◆ RECORDS PROVIDED
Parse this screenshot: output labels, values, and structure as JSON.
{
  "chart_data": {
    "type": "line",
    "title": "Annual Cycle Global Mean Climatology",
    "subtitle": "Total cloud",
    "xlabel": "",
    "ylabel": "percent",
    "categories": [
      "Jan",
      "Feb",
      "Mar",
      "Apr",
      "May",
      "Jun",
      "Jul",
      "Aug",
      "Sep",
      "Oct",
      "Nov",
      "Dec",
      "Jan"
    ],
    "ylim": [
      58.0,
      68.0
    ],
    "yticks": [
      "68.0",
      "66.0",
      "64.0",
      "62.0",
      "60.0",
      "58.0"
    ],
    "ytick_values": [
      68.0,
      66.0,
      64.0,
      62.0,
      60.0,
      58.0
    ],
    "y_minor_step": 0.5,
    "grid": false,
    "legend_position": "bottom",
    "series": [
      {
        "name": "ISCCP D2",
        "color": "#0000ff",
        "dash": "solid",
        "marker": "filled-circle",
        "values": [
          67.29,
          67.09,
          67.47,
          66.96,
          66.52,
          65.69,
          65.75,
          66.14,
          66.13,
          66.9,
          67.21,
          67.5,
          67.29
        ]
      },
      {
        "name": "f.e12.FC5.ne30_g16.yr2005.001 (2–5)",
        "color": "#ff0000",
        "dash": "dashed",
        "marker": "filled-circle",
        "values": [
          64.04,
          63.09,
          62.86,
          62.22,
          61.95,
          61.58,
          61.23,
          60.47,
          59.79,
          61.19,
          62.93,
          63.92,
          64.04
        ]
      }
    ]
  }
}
...
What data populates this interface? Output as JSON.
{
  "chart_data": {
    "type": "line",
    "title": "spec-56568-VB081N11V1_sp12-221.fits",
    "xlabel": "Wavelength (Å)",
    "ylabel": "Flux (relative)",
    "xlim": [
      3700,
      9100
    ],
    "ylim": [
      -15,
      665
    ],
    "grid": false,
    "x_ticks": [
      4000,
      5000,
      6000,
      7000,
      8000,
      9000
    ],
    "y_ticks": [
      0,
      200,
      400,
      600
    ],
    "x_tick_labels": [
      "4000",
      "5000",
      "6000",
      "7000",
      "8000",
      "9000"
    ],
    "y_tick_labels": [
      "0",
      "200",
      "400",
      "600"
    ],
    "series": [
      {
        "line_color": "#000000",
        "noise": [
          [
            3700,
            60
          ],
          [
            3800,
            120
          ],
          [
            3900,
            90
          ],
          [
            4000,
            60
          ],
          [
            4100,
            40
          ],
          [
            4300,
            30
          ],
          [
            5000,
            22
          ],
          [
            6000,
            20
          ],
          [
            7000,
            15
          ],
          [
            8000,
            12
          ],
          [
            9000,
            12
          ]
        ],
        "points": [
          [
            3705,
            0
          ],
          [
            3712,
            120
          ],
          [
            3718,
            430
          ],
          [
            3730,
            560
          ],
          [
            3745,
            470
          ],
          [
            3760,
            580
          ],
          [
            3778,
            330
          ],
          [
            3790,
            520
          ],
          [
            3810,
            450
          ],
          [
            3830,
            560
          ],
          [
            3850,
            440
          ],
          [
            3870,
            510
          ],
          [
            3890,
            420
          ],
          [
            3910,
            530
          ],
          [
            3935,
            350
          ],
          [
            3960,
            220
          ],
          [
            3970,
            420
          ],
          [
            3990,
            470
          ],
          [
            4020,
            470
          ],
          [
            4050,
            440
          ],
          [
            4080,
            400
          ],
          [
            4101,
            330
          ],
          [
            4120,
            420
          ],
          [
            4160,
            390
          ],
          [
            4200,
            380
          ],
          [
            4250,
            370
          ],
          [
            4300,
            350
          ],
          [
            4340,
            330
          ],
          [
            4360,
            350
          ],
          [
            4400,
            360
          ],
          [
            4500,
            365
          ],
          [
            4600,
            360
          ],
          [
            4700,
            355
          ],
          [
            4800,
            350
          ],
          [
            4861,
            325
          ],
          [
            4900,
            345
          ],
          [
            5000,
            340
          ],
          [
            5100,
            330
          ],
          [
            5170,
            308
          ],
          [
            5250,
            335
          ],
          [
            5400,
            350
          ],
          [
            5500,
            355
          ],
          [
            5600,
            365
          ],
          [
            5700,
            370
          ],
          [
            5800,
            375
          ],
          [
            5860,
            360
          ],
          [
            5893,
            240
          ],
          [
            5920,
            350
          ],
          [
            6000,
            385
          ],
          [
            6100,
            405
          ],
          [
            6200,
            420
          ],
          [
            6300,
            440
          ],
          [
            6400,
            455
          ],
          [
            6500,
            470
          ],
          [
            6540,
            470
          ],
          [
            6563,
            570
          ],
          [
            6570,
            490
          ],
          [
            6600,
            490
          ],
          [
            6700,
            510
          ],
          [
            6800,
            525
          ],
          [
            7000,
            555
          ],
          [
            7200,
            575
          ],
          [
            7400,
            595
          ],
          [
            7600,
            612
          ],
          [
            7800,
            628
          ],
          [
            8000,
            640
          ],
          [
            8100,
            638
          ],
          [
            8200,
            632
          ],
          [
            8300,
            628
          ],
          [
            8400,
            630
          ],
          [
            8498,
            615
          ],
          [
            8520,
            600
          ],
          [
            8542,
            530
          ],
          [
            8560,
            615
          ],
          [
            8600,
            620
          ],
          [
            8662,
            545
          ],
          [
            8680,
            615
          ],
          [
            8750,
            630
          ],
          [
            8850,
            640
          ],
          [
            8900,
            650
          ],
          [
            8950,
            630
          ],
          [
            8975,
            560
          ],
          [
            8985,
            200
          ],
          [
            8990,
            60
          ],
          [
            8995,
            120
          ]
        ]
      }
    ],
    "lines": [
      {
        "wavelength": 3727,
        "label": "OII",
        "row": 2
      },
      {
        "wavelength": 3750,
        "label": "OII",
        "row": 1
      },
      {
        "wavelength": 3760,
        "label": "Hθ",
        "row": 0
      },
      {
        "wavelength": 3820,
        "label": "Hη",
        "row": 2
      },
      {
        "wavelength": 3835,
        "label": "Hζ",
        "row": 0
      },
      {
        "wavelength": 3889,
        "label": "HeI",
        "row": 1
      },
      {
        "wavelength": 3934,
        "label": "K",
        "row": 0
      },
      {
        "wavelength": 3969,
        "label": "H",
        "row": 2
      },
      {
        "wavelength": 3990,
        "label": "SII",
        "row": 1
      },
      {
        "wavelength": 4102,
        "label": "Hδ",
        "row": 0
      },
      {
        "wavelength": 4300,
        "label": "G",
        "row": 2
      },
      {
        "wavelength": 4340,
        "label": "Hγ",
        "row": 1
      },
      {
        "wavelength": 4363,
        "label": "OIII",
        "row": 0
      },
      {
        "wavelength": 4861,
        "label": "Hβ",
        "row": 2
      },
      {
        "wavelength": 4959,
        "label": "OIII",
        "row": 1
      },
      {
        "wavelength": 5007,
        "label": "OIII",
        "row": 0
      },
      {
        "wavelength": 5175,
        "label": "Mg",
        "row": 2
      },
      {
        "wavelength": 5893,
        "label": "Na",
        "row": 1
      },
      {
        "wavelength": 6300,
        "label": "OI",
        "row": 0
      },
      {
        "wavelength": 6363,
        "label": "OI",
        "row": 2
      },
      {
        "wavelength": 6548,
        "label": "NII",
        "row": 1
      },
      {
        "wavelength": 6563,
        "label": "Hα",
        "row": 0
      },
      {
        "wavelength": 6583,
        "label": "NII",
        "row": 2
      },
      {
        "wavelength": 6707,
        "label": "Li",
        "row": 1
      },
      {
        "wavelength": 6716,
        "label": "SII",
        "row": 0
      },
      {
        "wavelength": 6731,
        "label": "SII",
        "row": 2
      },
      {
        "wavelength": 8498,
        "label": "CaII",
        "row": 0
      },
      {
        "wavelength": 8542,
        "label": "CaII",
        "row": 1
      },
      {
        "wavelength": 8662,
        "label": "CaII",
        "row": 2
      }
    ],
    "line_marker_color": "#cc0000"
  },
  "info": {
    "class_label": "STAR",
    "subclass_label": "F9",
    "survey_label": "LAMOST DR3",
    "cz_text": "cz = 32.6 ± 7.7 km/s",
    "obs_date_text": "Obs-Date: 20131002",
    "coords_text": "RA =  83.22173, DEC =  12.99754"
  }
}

◆ WHAT YOU ARE ASKED TO DO
Copy each line of the listing that holds the word "JSON".

◆ ANSWER
Parse this screenshot: output labels, values, and structure as JSON.
What data populates this interface? Output as JSON.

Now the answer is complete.